»»

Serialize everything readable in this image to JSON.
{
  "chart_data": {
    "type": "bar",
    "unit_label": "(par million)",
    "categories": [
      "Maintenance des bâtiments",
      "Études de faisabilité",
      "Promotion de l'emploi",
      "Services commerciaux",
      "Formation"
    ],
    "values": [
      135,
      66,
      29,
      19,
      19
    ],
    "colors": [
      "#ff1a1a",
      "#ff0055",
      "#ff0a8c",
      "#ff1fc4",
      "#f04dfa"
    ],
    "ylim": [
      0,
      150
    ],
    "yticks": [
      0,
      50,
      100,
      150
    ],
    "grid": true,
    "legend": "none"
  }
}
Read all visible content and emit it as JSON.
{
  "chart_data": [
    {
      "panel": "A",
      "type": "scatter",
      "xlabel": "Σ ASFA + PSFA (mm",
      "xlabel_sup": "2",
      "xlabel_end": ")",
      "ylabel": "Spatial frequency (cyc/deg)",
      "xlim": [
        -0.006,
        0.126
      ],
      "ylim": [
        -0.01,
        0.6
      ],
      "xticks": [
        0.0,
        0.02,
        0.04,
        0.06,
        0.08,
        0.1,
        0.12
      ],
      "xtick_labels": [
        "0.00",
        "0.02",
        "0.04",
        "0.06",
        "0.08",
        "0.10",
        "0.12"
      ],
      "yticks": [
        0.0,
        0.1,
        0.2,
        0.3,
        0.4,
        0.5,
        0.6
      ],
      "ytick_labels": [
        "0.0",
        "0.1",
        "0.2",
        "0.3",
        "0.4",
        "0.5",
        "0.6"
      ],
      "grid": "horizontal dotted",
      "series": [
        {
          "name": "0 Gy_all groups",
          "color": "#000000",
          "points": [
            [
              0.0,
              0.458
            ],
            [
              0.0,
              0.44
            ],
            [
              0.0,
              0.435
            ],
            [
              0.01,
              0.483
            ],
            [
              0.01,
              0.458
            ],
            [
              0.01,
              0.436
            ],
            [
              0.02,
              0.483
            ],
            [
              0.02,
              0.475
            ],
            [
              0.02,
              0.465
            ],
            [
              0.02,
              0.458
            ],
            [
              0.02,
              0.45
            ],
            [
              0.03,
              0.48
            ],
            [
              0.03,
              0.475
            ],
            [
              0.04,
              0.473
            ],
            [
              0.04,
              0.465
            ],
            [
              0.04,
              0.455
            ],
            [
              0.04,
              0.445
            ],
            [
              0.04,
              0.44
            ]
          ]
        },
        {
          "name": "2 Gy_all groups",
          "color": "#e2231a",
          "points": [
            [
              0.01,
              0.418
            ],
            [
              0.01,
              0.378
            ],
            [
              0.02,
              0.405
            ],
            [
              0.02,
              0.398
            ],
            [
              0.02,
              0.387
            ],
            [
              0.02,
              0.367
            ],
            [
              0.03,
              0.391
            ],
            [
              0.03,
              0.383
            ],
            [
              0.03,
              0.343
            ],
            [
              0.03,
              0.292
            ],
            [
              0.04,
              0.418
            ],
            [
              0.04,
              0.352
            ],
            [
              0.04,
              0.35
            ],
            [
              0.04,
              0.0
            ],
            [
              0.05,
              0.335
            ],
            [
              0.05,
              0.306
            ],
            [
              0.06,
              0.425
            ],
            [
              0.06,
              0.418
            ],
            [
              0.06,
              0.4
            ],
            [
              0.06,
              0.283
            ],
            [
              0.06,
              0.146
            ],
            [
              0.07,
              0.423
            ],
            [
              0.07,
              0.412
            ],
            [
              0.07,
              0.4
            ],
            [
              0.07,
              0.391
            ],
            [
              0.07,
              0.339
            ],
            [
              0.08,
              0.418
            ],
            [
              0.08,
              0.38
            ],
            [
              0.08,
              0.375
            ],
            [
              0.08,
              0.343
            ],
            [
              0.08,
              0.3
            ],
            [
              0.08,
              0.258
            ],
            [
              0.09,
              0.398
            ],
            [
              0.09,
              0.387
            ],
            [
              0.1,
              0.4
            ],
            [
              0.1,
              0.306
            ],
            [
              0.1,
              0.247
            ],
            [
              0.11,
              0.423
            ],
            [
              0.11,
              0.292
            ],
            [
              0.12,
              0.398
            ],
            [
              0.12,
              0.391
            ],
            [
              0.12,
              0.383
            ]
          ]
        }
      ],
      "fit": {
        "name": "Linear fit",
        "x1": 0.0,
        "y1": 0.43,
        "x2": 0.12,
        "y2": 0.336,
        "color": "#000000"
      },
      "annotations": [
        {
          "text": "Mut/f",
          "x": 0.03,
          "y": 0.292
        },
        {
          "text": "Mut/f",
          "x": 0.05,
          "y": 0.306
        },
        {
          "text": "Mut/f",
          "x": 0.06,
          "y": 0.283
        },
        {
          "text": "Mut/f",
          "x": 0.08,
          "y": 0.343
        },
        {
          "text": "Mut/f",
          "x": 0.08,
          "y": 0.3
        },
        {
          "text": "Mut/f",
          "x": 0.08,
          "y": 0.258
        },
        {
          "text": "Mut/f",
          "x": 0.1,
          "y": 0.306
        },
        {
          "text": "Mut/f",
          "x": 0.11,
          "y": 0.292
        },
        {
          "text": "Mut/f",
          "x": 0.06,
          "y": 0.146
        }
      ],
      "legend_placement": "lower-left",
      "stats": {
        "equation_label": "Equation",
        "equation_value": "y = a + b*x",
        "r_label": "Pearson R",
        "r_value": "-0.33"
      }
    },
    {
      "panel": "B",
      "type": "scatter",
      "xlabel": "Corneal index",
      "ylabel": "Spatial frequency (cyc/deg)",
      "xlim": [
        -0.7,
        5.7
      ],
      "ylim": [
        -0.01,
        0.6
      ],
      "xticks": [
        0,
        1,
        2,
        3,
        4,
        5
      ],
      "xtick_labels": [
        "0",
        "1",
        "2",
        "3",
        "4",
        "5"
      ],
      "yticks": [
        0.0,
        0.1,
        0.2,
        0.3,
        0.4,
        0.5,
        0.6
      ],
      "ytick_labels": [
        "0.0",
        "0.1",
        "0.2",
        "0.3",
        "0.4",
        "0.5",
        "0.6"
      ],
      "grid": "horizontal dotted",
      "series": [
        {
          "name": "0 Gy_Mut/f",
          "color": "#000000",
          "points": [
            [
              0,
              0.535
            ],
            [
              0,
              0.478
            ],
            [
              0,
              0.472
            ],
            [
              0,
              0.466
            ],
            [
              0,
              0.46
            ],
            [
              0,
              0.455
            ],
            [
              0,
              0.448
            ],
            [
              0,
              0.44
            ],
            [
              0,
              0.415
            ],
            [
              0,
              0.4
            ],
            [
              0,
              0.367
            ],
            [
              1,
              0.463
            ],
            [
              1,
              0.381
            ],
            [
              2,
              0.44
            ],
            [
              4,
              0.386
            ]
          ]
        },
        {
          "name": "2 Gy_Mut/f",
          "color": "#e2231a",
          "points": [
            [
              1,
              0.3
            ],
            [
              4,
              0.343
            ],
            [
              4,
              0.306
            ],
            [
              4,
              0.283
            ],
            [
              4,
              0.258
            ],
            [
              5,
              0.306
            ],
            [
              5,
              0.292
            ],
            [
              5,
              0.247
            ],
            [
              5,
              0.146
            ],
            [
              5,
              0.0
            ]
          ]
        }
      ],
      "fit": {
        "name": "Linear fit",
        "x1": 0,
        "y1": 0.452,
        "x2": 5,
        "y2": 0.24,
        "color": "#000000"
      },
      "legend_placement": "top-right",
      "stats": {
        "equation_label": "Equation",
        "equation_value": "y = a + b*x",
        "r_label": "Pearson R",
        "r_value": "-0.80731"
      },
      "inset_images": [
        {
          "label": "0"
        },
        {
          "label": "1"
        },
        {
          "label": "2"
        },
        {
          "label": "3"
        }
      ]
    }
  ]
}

««

Without leaving anything out, quote all the data.

Serialize everything readable in this image to JSON.
{
  "chart_data": {
    "type": "bar",
    "unit_label": "(par million)",
    "categories": [
      "Maintenance des bâtiments",
      "Études de faisabilité",
      "Promotion de l'emploi",
      "Services commerciaux",
      "Formation"
    ],
    "values": [
      135,
      66,
      29,
      19,
      19
    ],
    "colors": [
      "#ff1a1a",
      "#ff0055",
      "#ff0a8c",
      "#ff1fc4",
      "#f04dfa"
    ],
    "ylim": [
      0,
      150
    ],
    "yticks": [
      0,
      50,
      100,
      150
    ],
    "grid": true,
    "legend": "none"
  }
}
Read all visible content and emit it as JSON.
{
  "chart_data": [
    {
      "panel": "A",
      "type": "scatter",
      "xlabel": "Σ ASFA + PSFA (mm",
      "xlabel_sup": "2",
      "xlabel_end": ")",
      "ylabel": "Spatial frequency (cyc/deg)",
      "xlim": [
        -0.006,
        0.126
      ],
      "ylim": [
        -0.01,
        0.6
      ],
      "xticks": [
        0.0,
        0.02,
        0.04,
        0.06,
        0.08,
        0.1,
        0.12
      ],
      "xtick_labels": [
        "0.00",
        "0.02",
        "0.04",
        "0.06",
        "0.08",
        "0.10",
        "0.12"
      ],
      "yticks": [
        0.0,
        0.1,
        0.2,
        0.3,
        0.4,
        0.5,
        0.6
      ],
      "ytick_labels": [
        "0.0",
        "0.1",
        "0.2",
        "0.3",
        "0.4",
        "0.5",
        "0.6"
      ],
      "grid": "horizontal dotted",
      "series": [
        {
          "name": "0 Gy_all groups",
          "color": "#000000",
          "points": [
            [
              0.0,
              0.458
            ],
            [
              0.0,
              0.44
            ],
            [
              0.0,
              0.435
            ],
            [
              0.01,
              0.483
            ],
            [
              0.01,
              0.458
            ],
            [
              0.01,
              0.436
            ],
            [
              0.02,
              0.483
            ],
            [
              0.02,
              0.475
            ],
            [
              0.02,
              0.465
            ],
            [
              0.02,
              0.458
            ],
            [
              0.02,
              0.45
            ],
            [
              0.03,
              0.48
            ],
            [
              0.03,
              0.475
            ],
            [
              0.04,
              0.473
            ],
            [
              0.04,
              0.465
            ],
            [
              0.04,
              0.455
            ],
            [
              0.04,
              0.445
            ],
            [
              0.04,
              0.44
            ]
          ]
        },
        {
          "name": "2 Gy_all groups",
          "color": "#e2231a",
          "points": [
            [
              0.01,
              0.418
            ],
            [
              0.01,
              0.378
            ],
            [
              0.02,
              0.405
            ],
            [
              0.02,
              0.398
            ],
            [
              0.02,
              0.387
            ],
            [
              0.02,
              0.367
            ],
            [
              0.03,
              0.391
            ],
            [
              0.03,
              0.383
            ],
            [
              0.03,
              0.343
            ],
            [
              0.03,
              0.292
            ],
            [
              0.04,
              0.418
            ],
            [
              0.04,
              0.352
            ],
            [
              0.04,
              0.35
            ],
            [
              0.04,
              0.0
            ],
            [
              0.05,
              0.335
            ],
            [
              0.05,
              0.306
            ],
            [
              0.06,
              0.425
            ],
            [
              0.06,
              0.418
            ],
            [
              0.06,
              0.4
            ],
            [
              0.06,
              0.283
            ],
            [
              0.06,
              0.146
            ],
            [
              0.07,
              0.423
            ],
            [
              0.07,
              0.412
            ],
            [
              0.07,
              0.4
            ],
            [
              0.07,
              0.391
            ],
            [
              0.07,
              0.339
            ],
            [
              0.08,
              0.418
            ],
            [
              0.08,
              0.38
            ],
            [
              0.08,
              0.375
            ],
            [
              0.08,
              0.343
            ],
            [
              0.08,
              0.3
            ],
            [
              0.08,
              0.258
            ],
            [
              0.09,
              0.398
            ],
            [
              0.09,
              0.387
            ],
            [
              0.1,
              0.4
            ],
            [
              0.1,
              0.306
            ],
            [
              0.1,
              0.247
            ],
            [
              0.11,
              0.423
            ],
            [
              0.11,
              0.292
            ],
            [
              0.12,
              0.398
            ],
            [
              0.12,
              0.391
            ],
            [
              0.12,
              0.383
            ]
          ]
        }
      ],
      "fit": {
        "name": "Linear fit",
        "x1": 0.0,
        "y1": 0.43,
        "x2": 0.12,
        "y2": 0.336,
        "color": "#000000"
      },
      "annotations": [
        {
          "text": "Mut/f",
          "x": 0.03,
          "y": 0.292
        },
        {
          "text": "Mut/f",
          "x": 0.05,
          "y": 0.306
        },
        {
          "text": "Mut/f",
          "x": 0.06,
          "y": 0.283
        },
        {
          "text": "Mut/f",
          "x": 0.08,
          "y": 0.343
        },
        {
          "text": "Mut/f",
          "x": 0.08,
          "y": 0.3
        },
        {
          "text": "Mut/f",
          "x": 0.08,
          "y": 0.258
        },
        {
          "text": "Mut/f",
          "x": 0.1,
          "y": 0.306
        },
        {
          "text": "Mut/f",
          "x": 0.11,
          "y": 0.292
        },
        {
          "text": "Mut/f",
          "x": 0.06,
          "y": 0.146
        }
      ],
      "legend_placement": "lower-left",
      "stats": {
        "equation_label": "Equation",
        "equation_value": "y = a + b*x",
        "r_label": "Pearson R",
        "r_value": "-0.33"
      }
    },
    {
      "panel": "B",
      "type": "scatter",
      "xlabel": "Corneal index",
      "ylabel": "Spatial frequency (cyc/deg)",
      "xlim": [
        -0.7,
        5.7
      ],
      "ylim": [
        -0.01,
        0.6
      ],
      "xticks": [
        0,
        1,
        2,
        3,
        4,
        5
      ],
      "xtick_labels": [
        "0",
        "1",
        "2",
        "3",
        "4",
        "5"
      ],
      "yticks": [
        0.0,
        0.1,
        0.2,
        0.3,
        0.4,
        0.5,
        0.6
      ],
      "ytick_labels": [
        "0.0",
        "0.1",
        "0.2",
        "0.3",
        "0.4",
        "0.5",
        "0.6"
      ],
      "grid": "horizontal dotted",
      "series": [
        {
          "name": "0 Gy_Mut/f",
          "color": "#000000",
          "points": [
            [
              0,
              0.535
            ],
            [
              0,
              0.478
            ],
            [
              0,
              0.472
            ],
            [
              0,
              0.466
            ],
            [
              0,
              0.46
            ],
            [
              0,
              0.455
            ],
            [
              0,
              0.448
            ],
            [
              0,
              0.44
            ],
            [
              0,
              0.415
            ],
            [
              0,
              0.4
            ],
            [
              0,
              0.367
            ],
            [
              1,
              0.463
            ],
            [
              1,
              0.381
            ],
            [
              2,
              0.44
            ],
            [
              4,
              0.386
            ]
          ]
        },
        {
          "name": "2 Gy_Mut/f",
          "color": "#e2231a",
          "points": [
            [
              1,
              0.3
            ],
            [
              4,
              0.343
            ],
            [
              4,
              0.306
            ],
            [
              4,
              0.283
            ],
            [
              4,
              0.258
            ],
            [
              5,
              0.306
            ],
            [
              5,
              0.292
            ],
            [
              5,
              0.247
            ],
            [
              5,
              0.146
            ],
            [
              5,
              0.0
            ]
          ]
        }
      ],
      "fit": {
        "name": "Linear fit",
        "x1": 0,
        "y1": 0.452,
        "x2": 5,
        "y2": 0.24,
        "color": "#000000"
      },
      "legend_placement": "top-right",
      "stats": {
        "equation_label": "Equation",
        "equation_value": "y = a + b*x",
        "r_label": "Pearson R",
        "r_value": "-0.80731"
      },
      "inset_images": [
        {
          "label": "0"
        },
        {
          "label": "1"
        },
        {
          "label": "2"
        },
        {
          "label": "3"
        }
      ]
    }
  ]
}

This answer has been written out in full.